* [Required task] Copy every line of the data in which the word "JSON" occurs.
▶
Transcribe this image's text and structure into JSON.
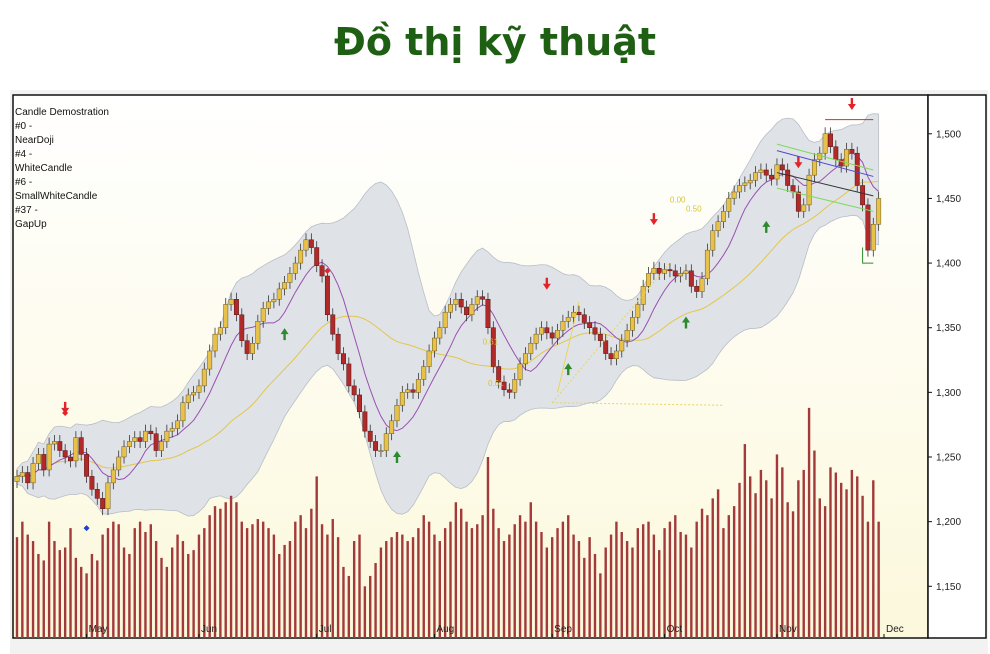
{
  "header": {
    "title": "Đồ thị kỹ thuật"
  },
  "colors": {
    "title": "#1f5f14",
    "up_candle": "#e8c14a",
    "down_candle": "#b02a2a",
    "volume": "#a33a3a",
    "band_fill": "#dfe3e8",
    "ma_fast": "#9a4fb0",
    "ma_slow": "#e2c64a",
    "signal_up": "#2d8b2d",
    "signal_down": "#e0242a"
  },
  "chart_data": {
    "type": "candlestick",
    "legend": [
      "Candle Demostration",
      "#0 -",
      "NearDoji",
      "#4 -",
      "WhiteCandle",
      "#6 -",
      "SmallWhiteCandle",
      "#37 -",
      "GapUp"
    ],
    "y_ticks": [
      "1,500",
      "1,450",
      "1,400",
      "1,350",
      "1,300",
      "1,250",
      "1,200",
      "1,150"
    ],
    "y_range": [
      1110,
      1530
    ],
    "x_labels": [
      "May",
      "Jun",
      "Jul",
      "Aug",
      "Sep",
      "Oct",
      "Nov",
      "Dec"
    ],
    "fib_labels": [
      "0.00",
      "0.50",
      "0.61",
      "0.61"
    ],
    "close": [
      1235,
      1238,
      1230,
      1245,
      1252,
      1240,
      1260,
      1262,
      1255,
      1250,
      1247,
      1265,
      1252,
      1235,
      1225,
      1218,
      1210,
      1230,
      1240,
      1250,
      1258,
      1262,
      1265,
      1262,
      1270,
      1268,
      1255,
      1262,
      1270,
      1272,
      1278,
      1292,
      1298,
      1300,
      1305,
      1318,
      1332,
      1345,
      1350,
      1368,
      1372,
      1360,
      1340,
      1330,
      1338,
      1355,
      1365,
      1370,
      1372,
      1380,
      1385,
      1392,
      1400,
      1410,
      1418,
      1412,
      1398,
      1390,
      1360,
      1345,
      1330,
      1322,
      1305,
      1298,
      1285,
      1270,
      1262,
      1255,
      1255,
      1268,
      1278,
      1290,
      1300,
      1302,
      1300,
      1310,
      1320,
      1332,
      1342,
      1350,
      1362,
      1368,
      1372,
      1366,
      1360,
      1368,
      1374,
      1372,
      1350,
      1320,
      1308,
      1302,
      1300,
      1310,
      1322,
      1330,
      1338,
      1345,
      1350,
      1346,
      1342,
      1348,
      1355,
      1358,
      1362,
      1360,
      1354,
      1350,
      1345,
      1340,
      1330,
      1326,
      1332,
      1340,
      1348,
      1358,
      1368,
      1382,
      1392,
      1396,
      1392,
      1395,
      1394,
      1390,
      1392,
      1394,
      1382,
      1378,
      1388,
      1410,
      1425,
      1432,
      1440,
      1450,
      1455,
      1460,
      1462,
      1464,
      1470,
      1472,
      1468,
      1465,
      1476,
      1472,
      1460,
      1455,
      1440,
      1445,
      1468,
      1480,
      1485,
      1500,
      1490,
      1480,
      1475,
      1488,
      1485,
      1460,
      1445,
      1410,
      1430,
      1450
    ],
    "volume": [
      1188,
      1200,
      1190,
      1185,
      1175,
      1170,
      1200,
      1185,
      1178,
      1180,
      1195,
      1172,
      1165,
      1160,
      1175,
      1170,
      1190,
      1195,
      1200,
      1198,
      1180,
      1175,
      1195,
      1200,
      1192,
      1198,
      1185,
      1172,
      1165,
      1180,
      1190,
      1185,
      1175,
      1178,
      1190,
      1195,
      1205,
      1212,
      1210,
      1215,
      1220,
      1215,
      1200,
      1195,
      1198,
      1202,
      1200,
      1195,
      1190,
      1175,
      1182,
      1185,
      1200,
      1205,
      1195,
      1210,
      1235,
      1198,
      1190,
      1202,
      1188,
      1165,
      1158,
      1185,
      1190,
      1150,
      1158,
      1168,
      1180,
      1185,
      1188,
      1192,
      1190,
      1185,
      1188,
      1195,
      1205,
      1200,
      1190,
      1185,
      1195,
      1200,
      1215,
      1210,
      1200,
      1195,
      1198,
      1205,
      1250,
      1210,
      1195,
      1185,
      1190,
      1198,
      1205,
      1200,
      1215,
      1200,
      1192,
      1180,
      1188,
      1195,
      1200,
      1205,
      1190,
      1185,
      1172,
      1188,
      1175,
      1160,
      1180,
      1190,
      1200,
      1192,
      1185,
      1180,
      1195,
      1198,
      1200,
      1190,
      1178,
      1195,
      1200,
      1205,
      1192,
      1190,
      1180,
      1200,
      1210,
      1205,
      1218,
      1225,
      1195,
      1205,
      1212,
      1230,
      1260,
      1235,
      1222,
      1240,
      1232,
      1218,
      1252,
      1242,
      1215,
      1208,
      1232,
      1240,
      1288,
      1255,
      1218,
      1212,
      1242,
      1238,
      1230,
      1225,
      1240,
      1235,
      1220,
      1200,
      1232,
      1200
    ],
    "signals_up": [
      50,
      71,
      103,
      125,
      140,
      162
    ],
    "signals_down": [
      9,
      99,
      119,
      146,
      156
    ],
    "signals_diamond_red": [
      9,
      58
    ],
    "signals_diamond_blue": [
      13
    ]
  }
}
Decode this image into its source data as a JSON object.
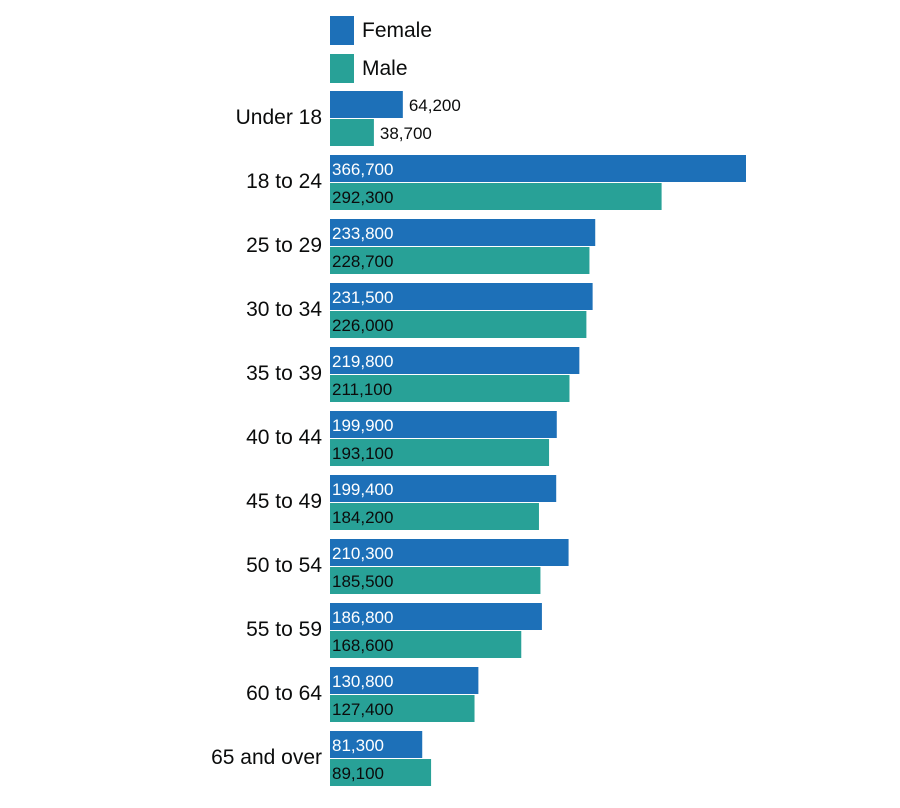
{
  "chart_data": {
    "type": "bar",
    "orientation": "horizontal",
    "categories": [
      "Under 18",
      "18 to 24",
      "25 to 29",
      "30 to 34",
      "35 to 39",
      "40 to 44",
      "45 to 49",
      "50 to 54",
      "55 to 59",
      "60 to 64",
      "65 and over"
    ],
    "series": [
      {
        "name": "Female",
        "color": "#1d70b8",
        "values": [
          64200,
          366700,
          233800,
          231500,
          219800,
          199900,
          199400,
          210300,
          186800,
          130800,
          81300
        ],
        "labels": [
          "64,200",
          "366,700",
          "233,800",
          "231,500",
          "219,800",
          "199,900",
          "199,400",
          "210,300",
          "186,800",
          "130,800",
          "81,300"
        ]
      },
      {
        "name": "Male",
        "color": "#28a197",
        "values": [
          38700,
          292300,
          228700,
          226000,
          211100,
          193100,
          184200,
          185500,
          168600,
          127400,
          89100
        ],
        "labels": [
          "38,700",
          "292,300",
          "228,700",
          "226,000",
          "211,100",
          "193,100",
          "184,200",
          "185,500",
          "168,600",
          "127,400",
          "89,100"
        ]
      }
    ],
    "legend": "top-left",
    "grid": false,
    "xlim": [
      0,
      366700
    ]
  }
}
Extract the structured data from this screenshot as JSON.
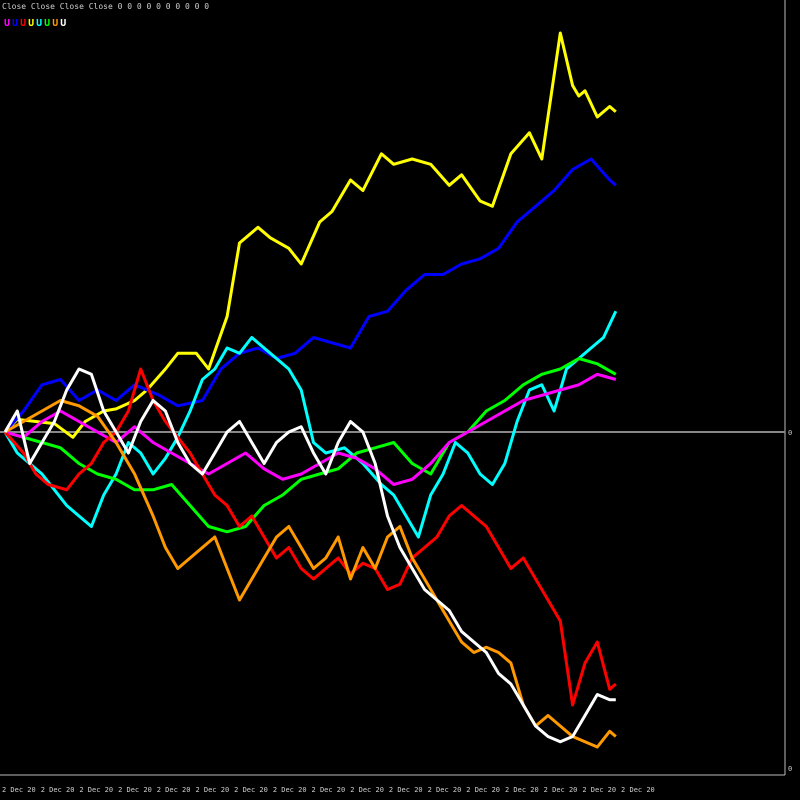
{
  "header": {
    "title": "Close Close Close Close 0 0 0 0 0 0 0 0 0 0"
  },
  "legend": [
    {
      "label": "U",
      "color": "#ff00ff"
    },
    {
      "label": "U",
      "color": "#0000ff"
    },
    {
      "label": "U",
      "color": "#ff0000"
    },
    {
      "label": "U",
      "color": "#ffff00"
    },
    {
      "label": "U",
      "color": "#00ffff"
    },
    {
      "label": "U",
      "color": "#00ff00"
    },
    {
      "label": "U",
      "color": "#ff9900"
    },
    {
      "label": "U",
      "color": "#ffffff"
    }
  ],
  "chart_data": {
    "type": "line",
    "y_zero_label": "0",
    "y_bottom_label": "0",
    "x_tick_labels": [
      "2 Dec 20",
      "2 Dec 20",
      "2 Dec 20",
      "2 Dec 20",
      "2 Dec 20",
      "2 Dec 20",
      "2 Dec 20",
      "2 Dec 20",
      "2 Dec 20",
      "2 Dec 20",
      "2 Dec 20",
      "2 Dec 20",
      "2 Dec 20",
      "2 Dec 20",
      "2 Dec 20",
      "2 Dec 20",
      "2 Dec 20",
      "2 Dec 20",
      "2 Dec 20",
      "2 Dec 20",
      "2 Dec 20",
      "2 Dec 20"
    ],
    "xlim": [
      0,
      100
    ],
    "ylim": [
      -350,
      400
    ],
    "series": [
      {
        "color": "#ffff00",
        "x": [
          0,
          2,
          5,
          8,
          11,
          13,
          16,
          18,
          21,
          23,
          26,
          28,
          31,
          33,
          36,
          38,
          41,
          43,
          46,
          48,
          51,
          53,
          56,
          58,
          61,
          63,
          66,
          69,
          72,
          74,
          77,
          79,
          82,
          85,
          87,
          90,
          92,
          93,
          94,
          96,
          98,
          99
        ],
        "y": [
          0,
          12,
          10,
          8,
          -5,
          10,
          20,
          22,
          30,
          40,
          60,
          75,
          75,
          60,
          110,
          180,
          195,
          185,
          175,
          160,
          200,
          210,
          240,
          230,
          265,
          255,
          260,
          255,
          235,
          245,
          220,
          215,
          265,
          285,
          260,
          380,
          330,
          320,
          325,
          300,
          310,
          305
        ]
      },
      {
        "color": "#0000ff",
        "x": [
          0,
          3,
          6,
          9,
          12,
          15,
          18,
          21,
          25,
          28,
          32,
          35,
          38,
          41,
          44,
          47,
          50,
          53,
          56,
          59,
          62,
          65,
          68,
          71,
          74,
          77,
          80,
          83,
          86,
          89,
          92,
          95,
          98,
          99
        ],
        "y": [
          0,
          20,
          45,
          50,
          30,
          40,
          30,
          45,
          35,
          25,
          30,
          60,
          75,
          80,
          70,
          75,
          90,
          85,
          80,
          110,
          115,
          135,
          150,
          150,
          160,
          165,
          175,
          200,
          215,
          230,
          250,
          260,
          240,
          235
        ]
      },
      {
        "color": "#00ffff",
        "x": [
          0,
          2,
          4,
          6,
          8,
          10,
          12,
          14,
          16,
          18,
          20,
          22,
          24,
          26,
          28,
          30,
          32,
          34,
          36,
          38,
          40,
          42,
          44,
          46,
          48,
          50,
          52,
          55,
          58,
          61,
          63,
          65,
          67,
          69,
          71,
          73,
          75,
          77,
          79,
          81,
          83,
          85,
          87,
          89,
          91,
          93,
          95,
          97,
          99
        ],
        "y": [
          0,
          -20,
          -30,
          -40,
          -55,
          -70,
          -80,
          -90,
          -60,
          -40,
          -10,
          -20,
          -40,
          -25,
          -5,
          20,
          50,
          60,
          80,
          75,
          90,
          80,
          70,
          60,
          40,
          -10,
          -20,
          -15,
          -30,
          -50,
          -60,
          -80,
          -100,
          -60,
          -40,
          -10,
          -20,
          -40,
          -50,
          -30,
          10,
          40,
          45,
          20,
          60,
          70,
          80,
          90,
          115
        ]
      },
      {
        "color": "#00ff00",
        "x": [
          0,
          3,
          6,
          9,
          12,
          15,
          18,
          21,
          24,
          27,
          30,
          33,
          36,
          39,
          42,
          45,
          48,
          51,
          54,
          57,
          60,
          63,
          66,
          69,
          72,
          75,
          78,
          81,
          84,
          87,
          90,
          93,
          96,
          99
        ],
        "y": [
          0,
          -5,
          -10,
          -15,
          -30,
          -40,
          -45,
          -55,
          -55,
          -50,
          -70,
          -90,
          -95,
          -90,
          -70,
          -60,
          -45,
          -40,
          -35,
          -20,
          -15,
          -10,
          -30,
          -40,
          -10,
          0,
          20,
          30,
          45,
          55,
          60,
          70,
          65,
          55
        ]
      },
      {
        "color": "#ff00ff",
        "x": [
          0,
          3,
          6,
          9,
          12,
          15,
          18,
          21,
          24,
          27,
          30,
          33,
          36,
          39,
          42,
          45,
          48,
          51,
          54,
          57,
          60,
          63,
          66,
          69,
          72,
          75,
          78,
          81,
          84,
          87,
          90,
          93,
          96,
          99
        ],
        "y": [
          0,
          -5,
          10,
          20,
          10,
          0,
          -10,
          5,
          -10,
          -20,
          -30,
          -40,
          -30,
          -20,
          -35,
          -45,
          -40,
          -30,
          -20,
          -25,
          -35,
          -50,
          -45,
          -30,
          -10,
          0,
          10,
          20,
          30,
          35,
          40,
          45,
          55,
          50
        ]
      },
      {
        "color": "#ff0000",
        "x": [
          0,
          3,
          5,
          7,
          10,
          12,
          14,
          16,
          18,
          20,
          22,
          24,
          26,
          28,
          30,
          32,
          34,
          36,
          38,
          40,
          42,
          44,
          46,
          48,
          50,
          52,
          54,
          56,
          58,
          60,
          62,
          64,
          66,
          68,
          70,
          72,
          74,
          76,
          78,
          80,
          82,
          84,
          86,
          88,
          90,
          92,
          94,
          96,
          98,
          99
        ],
        "y": [
          0,
          -20,
          -40,
          -50,
          -55,
          -40,
          -30,
          -10,
          0,
          20,
          60,
          30,
          10,
          -5,
          -20,
          -40,
          -60,
          -70,
          -90,
          -80,
          -100,
          -120,
          -110,
          -130,
          -140,
          -130,
          -120,
          -135,
          -125,
          -130,
          -150,
          -145,
          -120,
          -110,
          -100,
          -80,
          -70,
          -80,
          -90,
          -110,
          -130,
          -120,
          -140,
          -160,
          -180,
          -260,
          -220,
          -200,
          -245,
          -240
        ]
      },
      {
        "color": "#ff9900",
        "x": [
          0,
          3,
          6,
          9,
          12,
          15,
          18,
          21,
          24,
          26,
          28,
          30,
          32,
          34,
          36,
          38,
          40,
          42,
          44,
          46,
          48,
          50,
          52,
          54,
          56,
          58,
          60,
          62,
          64,
          66,
          68,
          70,
          72,
          74,
          76,
          78,
          80,
          82,
          84,
          86,
          88,
          90,
          92,
          94,
          96,
          98,
          99
        ],
        "y": [
          0,
          10,
          20,
          30,
          25,
          15,
          -10,
          -40,
          -80,
          -110,
          -130,
          -120,
          -110,
          -100,
          -130,
          -160,
          -140,
          -120,
          -100,
          -90,
          -110,
          -130,
          -120,
          -100,
          -140,
          -110,
          -130,
          -100,
          -90,
          -120,
          -140,
          -160,
          -180,
          -200,
          -210,
          -205,
          -210,
          -220,
          -260,
          -280,
          -270,
          -280,
          -290,
          -295,
          -300,
          -285,
          -290
        ]
      },
      {
        "color": "#ffffff",
        "x": [
          0,
          2,
          4,
          6,
          8,
          10,
          12,
          14,
          16,
          18,
          20,
          22,
          24,
          26,
          28,
          30,
          32,
          34,
          36,
          38,
          40,
          42,
          44,
          46,
          48,
          50,
          52,
          54,
          56,
          58,
          60,
          62,
          64,
          66,
          68,
          70,
          72,
          74,
          76,
          78,
          80,
          82,
          84,
          86,
          88,
          90,
          92,
          94,
          96,
          98,
          99
        ],
        "y": [
          0,
          20,
          -30,
          -10,
          10,
          40,
          60,
          55,
          20,
          0,
          -20,
          10,
          30,
          20,
          -10,
          -30,
          -40,
          -20,
          0,
          10,
          -10,
          -30,
          -10,
          0,
          5,
          -20,
          -40,
          -10,
          10,
          0,
          -30,
          -80,
          -110,
          -130,
          -150,
          -160,
          -170,
          -190,
          -200,
          -210,
          -230,
          -240,
          -260,
          -280,
          -290,
          -295,
          -290,
          -270,
          -250,
          -255,
          -255
        ]
      }
    ]
  }
}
◀
* [Solution to the exercise]
Transcribe this image's text and structure into JSON.
Decode this image into its source data as a JSON object.
Extract the structured data from this screenshot as JSON.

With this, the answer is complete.